▸ **Exercise aim**
List each line in which the string "cách" appears.

▸ **Raw data**
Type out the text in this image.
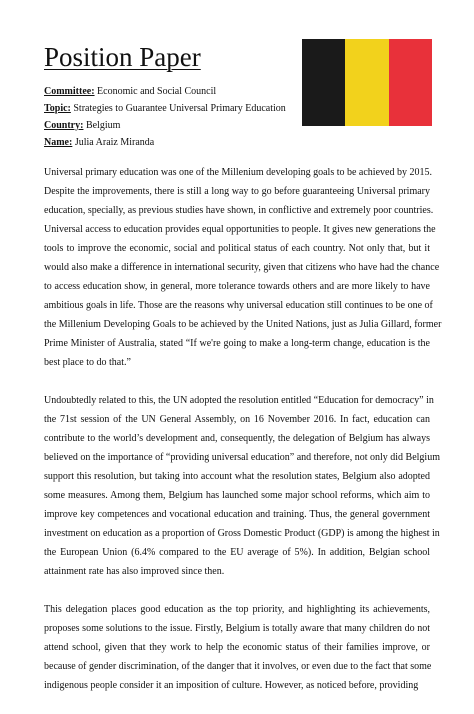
Position Paper
Committee: Economic and Social Council
Topic: Strategies to Guarantee Universal Primary Education
Country: Belgium
Name: Julia Araiz Miranda
Universal primary education was one of the Millenium developing goals to be achieved by 2015.
Despite the improvements, there is still a long way to go before guaranteeing Universal primary
education, specially, as previous studies have shown, in conflictive and extremely poor countries.
Universal access to education provides equal opportunities to people. It gives new generations the
tools to improve the economic, social and political status of each country. Not only that, but it
would also make a difference in international security, given that citizens who have had the chance
to access education show, in general, more tolerance towards others and are more likely to have
ambitious goals in life. Those are the reasons why universal education still continues to be one of
the Millenium Developing Goals to be achieved by the United Nations, just as Julia Gillard, former
Prime Minister of Australia, stated “If we're going to make a long-term change, education is the
best place to do that.”
Undoubtedly related to this, the UN adopted the resolution entitled “Education for democracy” in
the 71st session of the UN General Assembly, on 16 November 2016. In fact, education can
contribute to the world’s development and, consequently, the delegation of Belgium has always
believed on the importance of “providing universal education” and therefore, not only did Belgium
support this resolution, but taking into account what the resolution states, Belgium also adopted
some measures. Among them, Belgium has launched some major school reforms, which aim to
improve key competences and vocational education and training. Thus, the general government
investment on education as a proportion of Gross Domestic Product (GDP) is among the highest in
the European Union (6.4% compared to the EU average of 5%). In addition, Belgian school
attainment rate has also improved since then.
This delegation places good education as the top priority, and highlighting its achievements,
proposes some solutions to the issue. Firstly, Belgium is totally aware that many children do not
attend school, given that they work to help the economic status of their families improve, or
because of gender discrimination, of the danger that it involves, or even due to the fact that some
indigenous people consider it an imposition of culture. However, as noticed before, providing
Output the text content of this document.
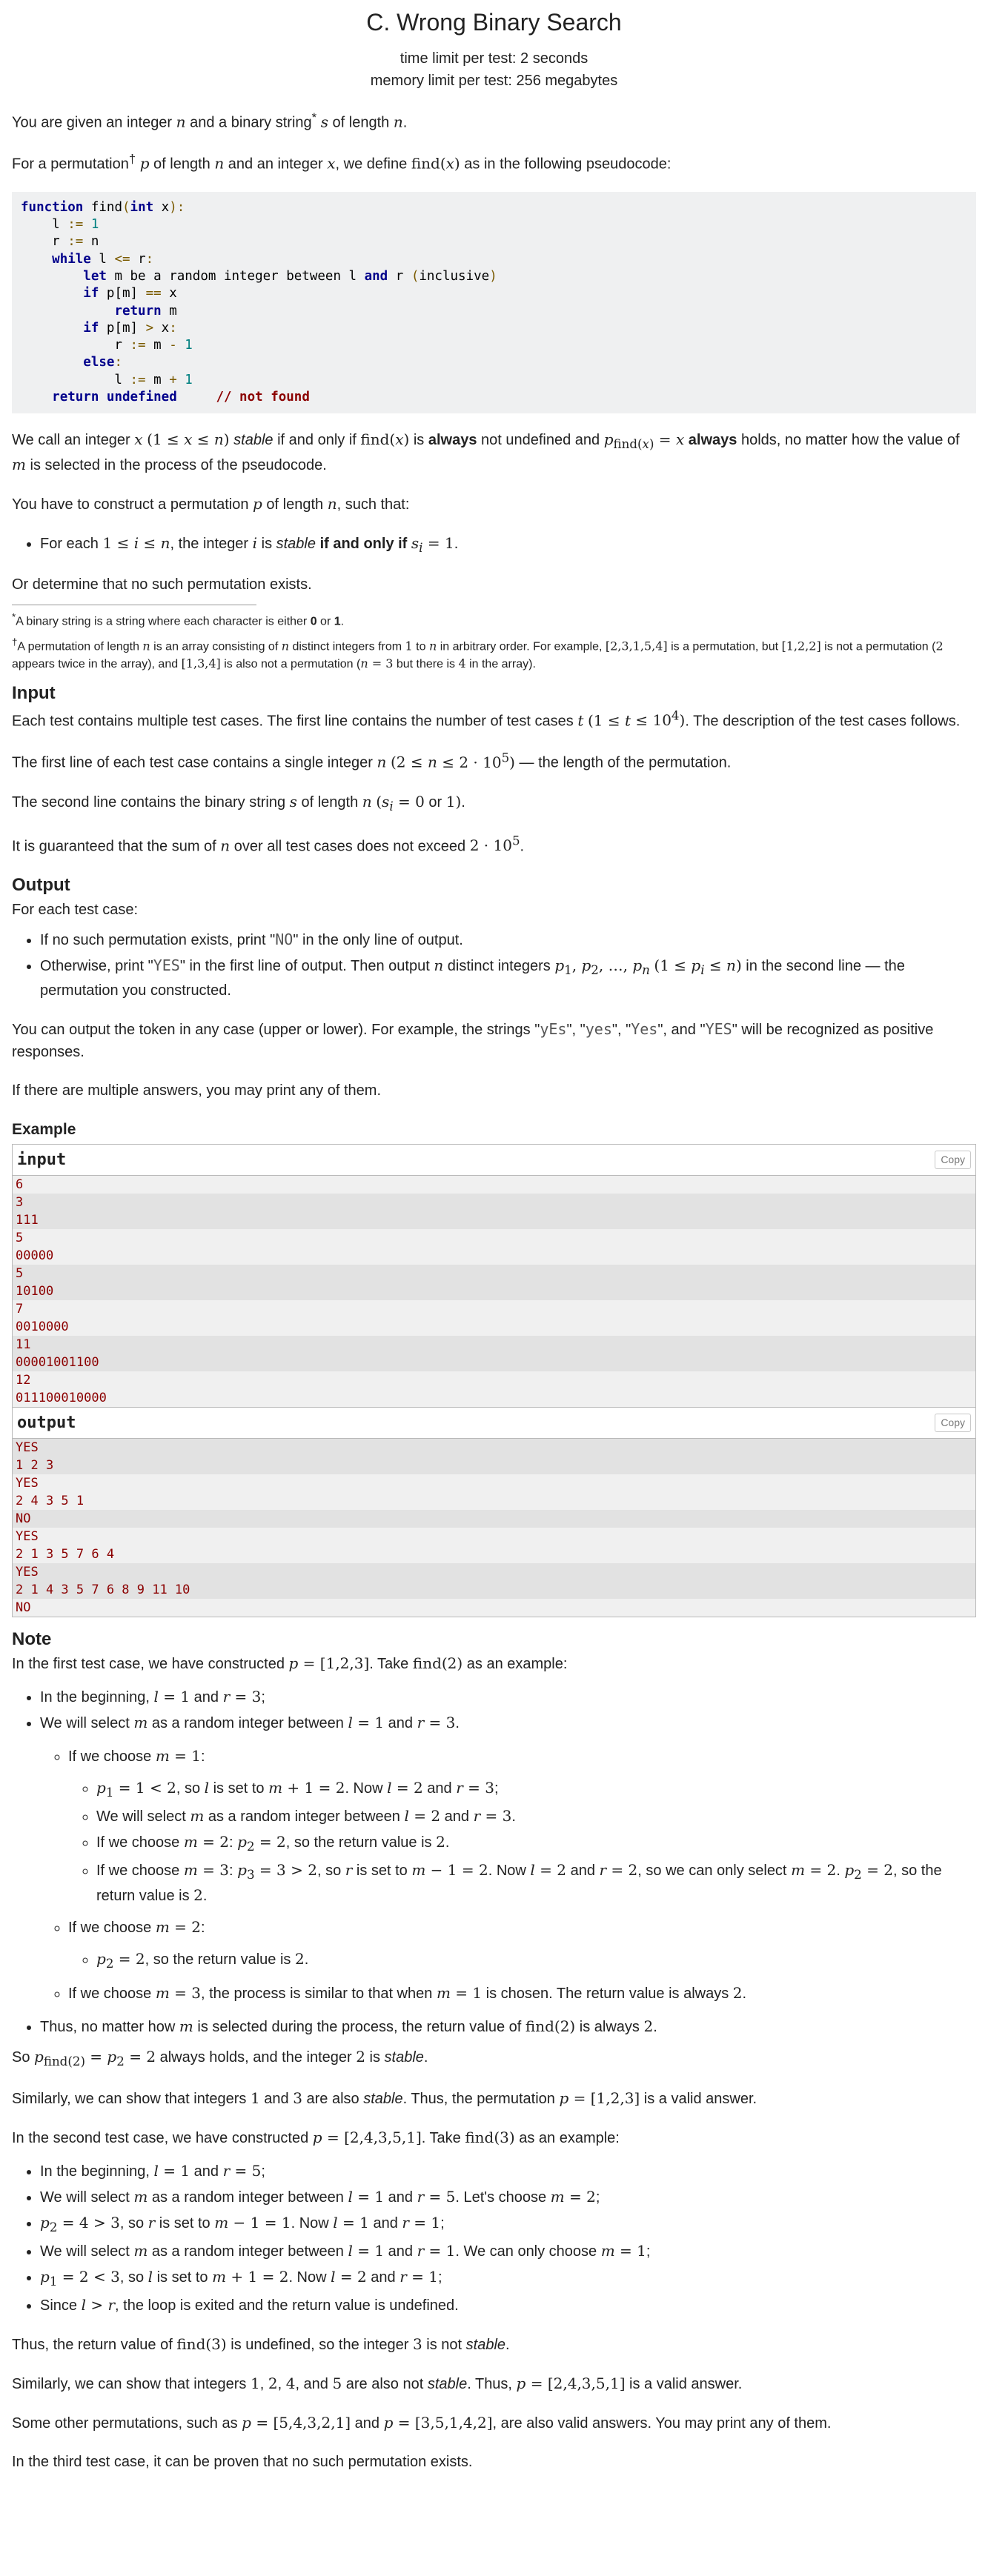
C. Wrong Binary Search
time limit per test: 2 seconds
memory limit per test: 256 megabytes

You are given an integer n and a binary string* s of length n.

For a permutation† p of length n and an integer x, we define find(x) as in the following pseudocode:

function find(int x):
l := 1
r := n
while l <= r:
let m be a random integer between l and r (inclusive)
if p[m] == x
return m
if p[m] > x:
r := m - 1
else:
l := m + 1
return undefined	// not found

We call an integer x (1 ≤ x ≤ n) stable if and only if find(x) is always not undefined and $p_{find(x)} = x$ always holds, no matter how the value of m is selected in the process of the pseudocode.

You have to construct a permutation p of length n, such that:

• For each 1 ≤ i ≤ n, the integer i is stable if and only if $s_i = 1$.

Or determine that no such permutation exists.

*A binary string is a string where each character is either 0 or 1.
†A permutation of length n is an array consisting of n distinct integers from 1 to n in arbitrary order. For example, [2,3,1,5,4] is a permutation, but [1,2,2] is not a permutation (2 appears twice in the array), and [1,3,4] is also not a permutation (n = 3 but there is 4 in the array).
Input

Each test contains multiple test cases. The first line contains the number of test cases t $(1 \le t \le 10^4)$. The description of the test cases follows.

The first line of each test case contains a single integer n $(2 \le n \le 2 \cdot 10^5)$ — the length of the permutation.

The second line contains the binary string s of length n ($s_i = 0$ or 1).

It is guaranteed that the sum of n over all test cases does not exceed $2 \cdot 10^5$.

Output

For each test case:

• If no such permutation exists, print "NO" in the only line of output.
• Otherwise, print "YES" in the first line of output. Then output n distinct integers $p_1$, $p_2$, …, $p_n$ $(1 \le p_i \le n)$ in the second line — the permutation you constructed.

You can output the token in any case (upper or lower). For example, the strings "yEs", "yes", "Yes", and "YES" will be recognized as positive responses.

If there are multiple answers, you may print any of them.

Example
input	Copy
6
3
111
5
00000
5
10100
7
0010000
11
00001001100
12
011100010000
output	Copy
YES
1 2 3
YES
2 4 3 5 1
NO
YES
2 1 3 5 7 6 4
YES
2 1 4 3 5 7 6 8 9 11 10
NO
Note

In the first test case, we have constructed p = [1,2,3]. Take find(2) as an example:

• In the beginning, l = 1 and r = 3;
• We will select m as a random integer between l = 1 and r = 3.
◦ If we choose m = 1:
◦ $p_1 = 1 < 2$, so l is set to m + 1 = 2. Now l = 2 and r = 3;
◦ We will select m as a random integer between l = 2 and r = 3.
◦ If we choose m = 2: $p_2 = 2$, so the return value is 2.
◦ If we choose m = 3: $p_3 = 3 > 2$, so r is set to m − 1 = 2. Now l = 2 and r = 2, so we can only select m = 2. $p_2 = 2$, so the return value is 2.
◦ If we choose m = 2:
◦ $p_2 = 2$, so the return value is 2.
◦ If we choose m = 3, the process is similar to that when m = 1 is chosen. The return value is always 2.
• Thus, no matter how m is selected during the process, the return value of find(2) is always 2.

So $p_{find(2)} = p_2 = 2$ always holds, and the integer 2 is stable.

Similarly, we can show that integers 1 and 3 are also stable. Thus, the permutation p = [1,2,3] is a valid answer.

In the second test case, we have constructed p = [2,4,3,5,1]. Take find(3) as an example:

• In the beginning, l = 1 and r = 5;
• We will select m as a random integer between l = 1 and r = 5. Let's choose m = 2;
• $p_2 = 4 > 3$, so r is set to m − 1 = 1. Now l = 1 and r = 1;
• We will select m as a random integer between l = 1 and r = 1. We can only choose m = 1;
• $p_1 = 2 < 3$, so l is set to m + 1 = 2. Now l = 2 and r = 1;
• Since l > r, the loop is exited and the return value is undefined.

Thus, the return value of find(3) is undefined, so the integer 3 is not stable.

Similarly, we can show that integers 1, 2, 4, and 5 are also not stable. Thus, p = [2,4,3,5,1] is a valid answer.

Some other permutations, such as p = [5,4,3,2,1] and p = [3,5,1,4,2], are also valid answers. You may print any of them.

In the third test case, it can be proven that no such permutation exists.
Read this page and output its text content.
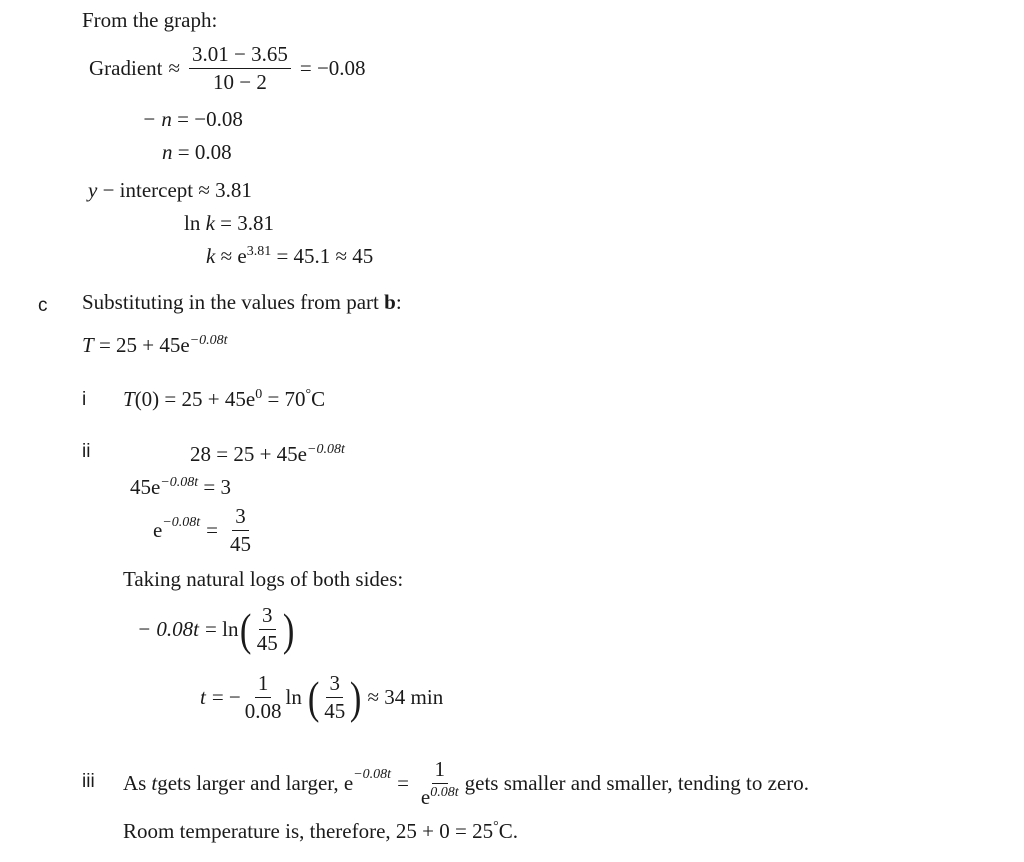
From the graph:
Gradient ≈ $\frac{3.01 - 3.65}{10 - 2} = -0.08$
− n = −0.08
n = 0.08
y − intercept ≈ 3.81
ln k = 3.81
$k \approx e^{3.81} = 45.1 \approx 45$
c Substituting in the values from part b:
$T = 25 + 45e^{-0.08t}$
i $T(0) = 25 + 45e^0 = 70^\circ C$
ii	$28 = 25 + 45e^{-0.08t}$
$45e^{-0.08t} = 3$
$e^{-0.08t} = \frac{3}{45}$
Taking natural logs of both sides:
− 0.08t = ln ( $\frac{3}{45}$ )
t = − $\frac{1}{0.08}$ ln ( $\frac{3}{45}$ ) ≈ 34 min
iii As t gets larger and larger, $e^{-0.08t} = \frac{1}{e^{0.08t}}$ gets smaller and smaller, tending to zero.
Room temperature is, therefore, 25 + 0 = 25°C.
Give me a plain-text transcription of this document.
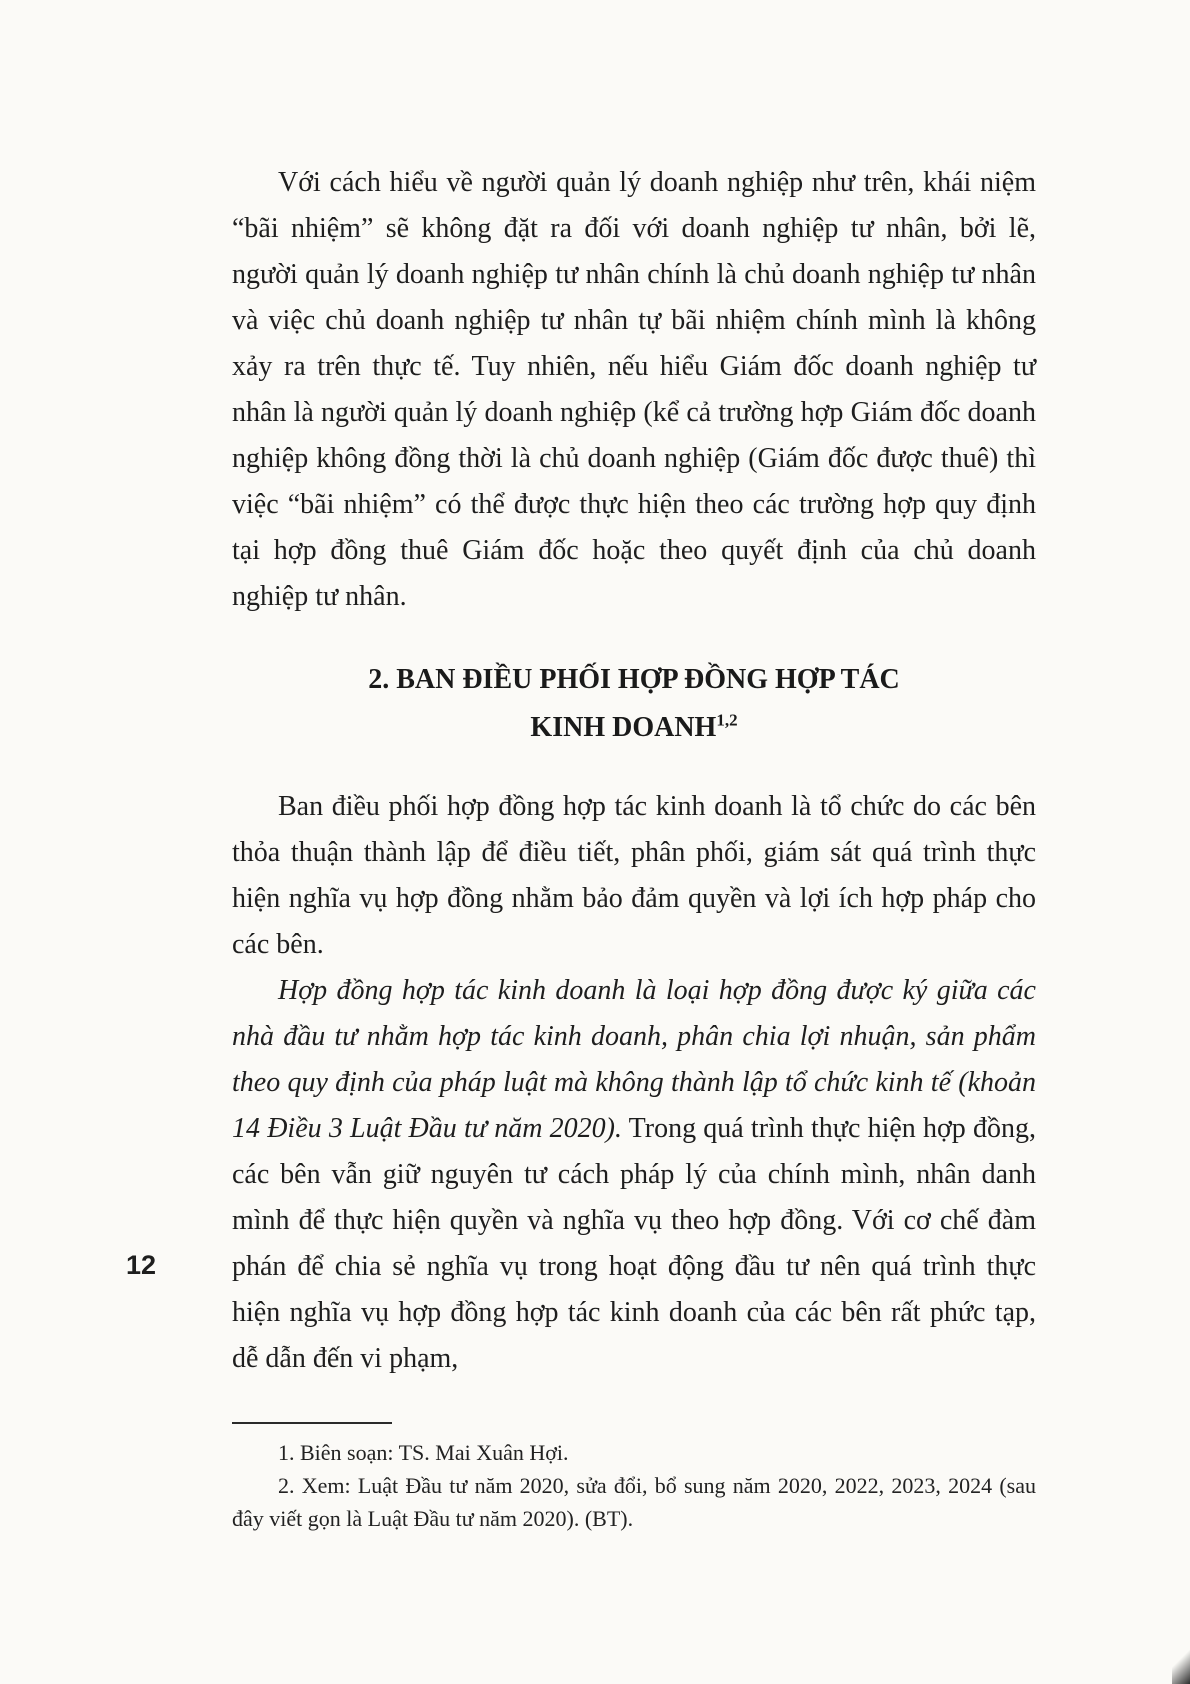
Với cách hiểu về người quản lý doanh nghiệp như trên, khái niệm “bãi nhiệm” sẽ không đặt ra đối với doanh nghiệp tư nhân, bởi lẽ, người quản lý doanh nghiệp tư nhân chính là chủ doanh nghiệp tư nhân và việc chủ doanh nghiệp tư nhân tự bãi nhiệm chính mình là không xảy ra trên thực tế. Tuy nhiên, nếu hiểu Giám đốc doanh nghiệp tư nhân là người quản lý doanh nghiệp (kể cả trường hợp Giám đốc doanh nghiệp không đồng thời là chủ doanh nghiệp (Giám đốc được thuê) thì việc “bãi nhiệm” có thể được thực hiện theo các trường hợp quy định tại hợp đồng thuê Giám đốc hoặc theo quyết định của chủ doanh nghiệp tư nhân.

2. BAN ĐIỀU PHỐI HỢP ĐỒNG HỢP TÁC
KINH DOANH$^{1,2}$

Ban điều phối hợp đồng hợp tác kinh doanh là tổ chức do các bên thỏa thuận thành lập để điều tiết, phân phối, giám sát quá trình thực hiện nghĩa vụ hợp đồng nhằm bảo đảm quyền và lợi ích hợp pháp cho các bên.

Hợp đồng hợp tác kinh doanh là loại hợp đồng được ký giữa các nhà đầu tư nhằm hợp tác kinh doanh, phân chia lợi nhuận, sản phẩm theo quy định của pháp luật mà không thành lập tổ chức kinh tế (khoản 14 Điều 3 Luật Đầu tư năm 2020). Trong quá trình thực hiện hợp đồng, các bên vẫn giữ nguyên tư cách pháp lý của chính mình, nhân danh mình để thực hiện quyền và nghĩa vụ theo hợp đồng. Với cơ chế đàm phán để chia sẻ nghĩa vụ trong hoạt động đầu tư nên quá trình thực hiện nghĩa vụ hợp đồng hợp tác kinh doanh của các bên rất phức tạp, dễ dẫn đến vi phạm,

12

1. Biên soạn: TS. Mai Xuân Hợi.

2. Xem: Luật Đầu tư năm 2020, sửa đổi, bổ sung năm 2020, 2022, 2023, 2024 (sau đây viết gọn là Luật Đầu tư năm 2020). (BT).
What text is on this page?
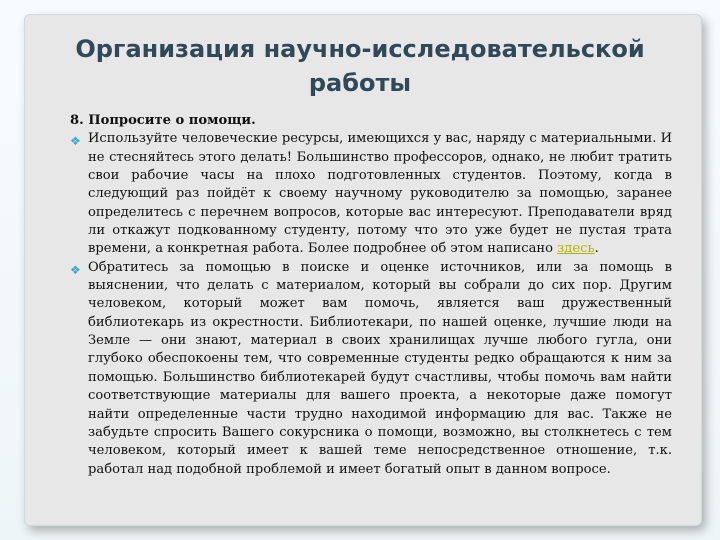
Организация научно-исследовательской
работы

8. Попросите о помощи.

❖ Используйте человеческие ресурсы, имеющихся у вас, наряду с материальными. И не стесняйтесь этого делать! Большинство профессоров, однако, не любит тратить свои рабочие часы на плохо подготовленных студентов. Поэтому, когда в следующий раз пойдёт к своему научному руководителю за помощью, заранее определитесь с перечнем вопросов, которые вас интересуют. Преподаватели вряд ли откажут подкованному студенту, потому что это уже будет не пустая трата времени, а конкретная работа. Более подробнее об этом написано здесь.

❖ Обратитесь за помощью в поиске и оценке источников, или за помощь в выяснении, что делать с материалом, который вы собрали до сих пор. Другим человеком, который может вам помочь, является ваш дружественный библиотекарь из окрестности. Библиотекари, по нашей оценке, лучшие люди на Земле — они знают, материал в своих хранилищах лучше любого гугла, они глубоко обеспокоены тем, что современные студенты редко обращаются к ним за помощью. Большинство библиотекарей будут счастливы, чтобы помочь вам найти соответствующие материалы для вашего проекта, а некоторые даже помогут найти определенные части трудно находимой информацию для вас. Также не забудьте спросить Вашего сокурсника о помощи, возможно, вы столкнетесь с тем человеком, который имеет к вашей теме непосредственное отношение, т.к. работал над подобной проблемой и имеет богатый опыт в данном вопросе.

▸ **Correct output**
Với cách hiểu về người quản lý doanh nghiệp như trên, khái niệm “bãi nhiệm” sẽ không đặt ra đối với doanh nghiệp tư nhân, bởi lẽ, người quản lý doanh nghiệp tư nhân chính là chủ doanh nghiệp tư nhân và việc chủ doanh nghiệp tư nhân tự bãi nhiệm chính mình là không xảy ra trên thực tế. Tuy nhiên, nếu hiểu Giám đốc doanh nghiệp tư nhân là người quản lý doanh nghiệp (kể cả trường hợp Giám đốc doanh nghiệp không đồng thời là chủ doanh nghiệp (Giám đốc được thuê) thì việc “bãi nhiệm” có thể được thực hiện theo các trường hợp quy định tại hợp đồng thuê Giám đốc hoặc theo quyết định của chủ doanh nghiệp tư nhân.
Hợp đồng hợp tác kinh doanh là loại hợp đồng được ký giữa các nhà đầu tư nhằm hợp tác kinh doanh, phân chia lợi nhuận, sản phẩm theo quy định của pháp luật mà không thành lập tổ chức kinh tế (khoản 14 Điều 3 Luật Đầu tư năm 2020). Trong quá trình thực hiện hợp đồng, các bên vẫn giữ nguyên tư cách pháp lý của chính mình, nhân danh mình để thực hiện quyền và nghĩa vụ theo hợp đồng. Với cơ chế đàm phán để chia sẻ nghĩa vụ trong hoạt động đầu tư nên quá trình thực hiện nghĩa vụ hợp đồng hợp tác kinh doanh của các bên rất phức tạp, dễ dẫn đến vi phạm,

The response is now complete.